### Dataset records
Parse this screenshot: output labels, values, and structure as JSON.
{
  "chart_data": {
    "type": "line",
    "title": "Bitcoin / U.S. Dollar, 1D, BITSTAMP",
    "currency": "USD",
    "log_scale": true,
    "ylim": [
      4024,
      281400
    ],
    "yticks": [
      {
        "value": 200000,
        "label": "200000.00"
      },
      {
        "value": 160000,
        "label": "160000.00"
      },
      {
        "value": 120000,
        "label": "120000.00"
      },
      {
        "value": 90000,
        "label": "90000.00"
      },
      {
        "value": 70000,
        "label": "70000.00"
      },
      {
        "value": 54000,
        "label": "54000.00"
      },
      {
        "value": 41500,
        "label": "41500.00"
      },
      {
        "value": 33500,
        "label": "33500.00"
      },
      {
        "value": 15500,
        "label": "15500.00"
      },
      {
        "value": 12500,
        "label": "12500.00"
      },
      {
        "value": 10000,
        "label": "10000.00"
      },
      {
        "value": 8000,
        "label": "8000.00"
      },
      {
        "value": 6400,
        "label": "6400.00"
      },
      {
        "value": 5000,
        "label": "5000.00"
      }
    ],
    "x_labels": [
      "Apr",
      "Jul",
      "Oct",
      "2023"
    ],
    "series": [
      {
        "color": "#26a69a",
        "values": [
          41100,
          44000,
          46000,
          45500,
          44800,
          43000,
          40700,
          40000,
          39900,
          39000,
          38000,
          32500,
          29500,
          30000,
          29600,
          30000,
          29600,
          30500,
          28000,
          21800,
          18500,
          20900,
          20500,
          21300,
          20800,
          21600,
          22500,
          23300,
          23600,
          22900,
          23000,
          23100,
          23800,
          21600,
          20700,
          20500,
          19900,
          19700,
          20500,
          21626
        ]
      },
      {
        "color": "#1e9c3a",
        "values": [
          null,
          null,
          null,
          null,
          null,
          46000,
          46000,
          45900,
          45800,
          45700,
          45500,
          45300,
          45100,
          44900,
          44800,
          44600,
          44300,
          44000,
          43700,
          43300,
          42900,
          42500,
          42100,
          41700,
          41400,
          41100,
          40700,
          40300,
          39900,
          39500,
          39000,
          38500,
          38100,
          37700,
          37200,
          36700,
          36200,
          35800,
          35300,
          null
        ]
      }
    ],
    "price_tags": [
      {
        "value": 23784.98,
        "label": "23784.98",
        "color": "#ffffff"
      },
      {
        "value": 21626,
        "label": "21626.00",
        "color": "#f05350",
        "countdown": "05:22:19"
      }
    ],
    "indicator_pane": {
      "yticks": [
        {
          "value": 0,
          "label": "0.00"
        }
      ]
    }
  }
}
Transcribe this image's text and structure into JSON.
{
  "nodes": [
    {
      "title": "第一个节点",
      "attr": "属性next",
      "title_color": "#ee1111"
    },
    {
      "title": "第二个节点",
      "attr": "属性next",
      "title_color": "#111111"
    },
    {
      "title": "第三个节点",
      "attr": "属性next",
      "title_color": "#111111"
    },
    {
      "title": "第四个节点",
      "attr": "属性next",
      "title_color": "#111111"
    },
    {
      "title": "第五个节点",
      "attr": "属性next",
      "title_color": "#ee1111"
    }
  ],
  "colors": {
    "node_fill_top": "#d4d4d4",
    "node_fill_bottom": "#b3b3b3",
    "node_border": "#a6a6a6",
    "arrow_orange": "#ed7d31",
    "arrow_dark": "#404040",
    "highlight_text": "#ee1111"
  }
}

### Directions
Write the material out again in its entirety, exactly as shown.

### Result of this exercise
Parse this screenshot: output labels, values, and structure as JSON.
{
  "chart_data": {
    "type": "line",
    "title": "Bitcoin / U.S. Dollar, 1D, BITSTAMP",
    "currency": "USD",
    "log_scale": true,
    "ylim": [
      4024,
      281400
    ],
    "yticks": [
      {
        "value": 200000,
        "label": "200000.00"
      },
      {
        "value": 160000,
        "label": "160000.00"
      },
      {
        "value": 120000,
        "label": "120000.00"
      },
      {
        "value": 90000,
        "label": "90000.00"
      },
      {
        "value": 70000,
        "label": "70000.00"
      },
      {
        "value": 54000,
        "label": "54000.00"
      },
      {
        "value": 41500,
        "label": "41500.00"
      },
      {
        "value": 33500,
        "label": "33500.00"
      },
      {
        "value": 15500,
        "label": "15500.00"
      },
      {
        "value": 12500,
        "label": "12500.00"
      },
      {
        "value": 10000,
        "label": "10000.00"
      },
      {
        "value": 8000,
        "label": "8000.00"
      },
      {
        "value": 6400,
        "label": "6400.00"
      },
      {
        "value": 5000,
        "label": "5000.00"
      }
    ],
    "x_labels": [
      "Apr",
      "Jul",
      "Oct",
      "2023"
    ],
    "series": [
      {
        "color": "#26a69a",
        "values": [
          41100,
          44000,
          46000,
          45500,
          44800,
          43000,
          40700,
          40000,
          39900,
          39000,
          38000,
          32500,
          29500,
          30000,
          29600,
          30000,
          29600,
          30500,
          28000,
          21800,
          18500,
          20900,
          20500,
          21300,
          20800,
          21600,
          22500,
          23300,
          23600,
          22900,
          23000,
          23100,
          23800,
          21600,
          20700,
          20500,
          19900,
          19700,
          20500,
          21626
        ]
      },
      {
        "color": "#1e9c3a",
        "values": [
          null,
          null,
          null,
          null,
          null,
          46000,
          46000,
          45900,
          45800,
          45700,
          45500,
          45300,
          45100,
          44900,
          44800,
          44600,
          44300,
          44000,
          43700,
          43300,
          42900,
          42500,
          42100,
          41700,
          41400,
          41100,
          40700,
          40300,
          39900,
          39500,
          39000,
          38500,
          38100,
          37700,
          37200,
          36700,
          36200,
          35800,
          35300,
          null
        ]
      }
    ],
    "price_tags": [
      {
        "value": 23784.98,
        "label": "23784.98",
        "color": "#ffffff"
      },
      {
        "value": 21626,
        "label": "21626.00",
        "color": "#f05350",
        "countdown": "05:22:19"
      }
    ],
    "indicator_pane": {
      "yticks": [
        {
          "value": 0,
          "label": "0.00"
        }
      ]
    }
  }
}
Transcribe this image's text and structure into JSON.
{
  "nodes": [
    {
      "title": "第一个节点",
      "attr": "属性next",
      "title_color": "#ee1111"
    },
    {
      "title": "第二个节点",
      "attr": "属性next",
      "title_color": "#111111"
    },
    {
      "title": "第三个节点",
      "attr": "属性next",
      "title_color": "#111111"
    },
    {
      "title": "第四个节点",
      "attr": "属性next",
      "title_color": "#111111"
    },
    {
      "title": "第五个节点",
      "attr": "属性next",
      "title_color": "#ee1111"
    }
  ],
  "colors": {
    "node_fill_top": "#d4d4d4",
    "node_fill_bottom": "#b3b3b3",
    "node_border": "#a6a6a6",
    "arrow_orange": "#ed7d31",
    "arrow_dark": "#404040",
    "highlight_text": "#ee1111"
  }
}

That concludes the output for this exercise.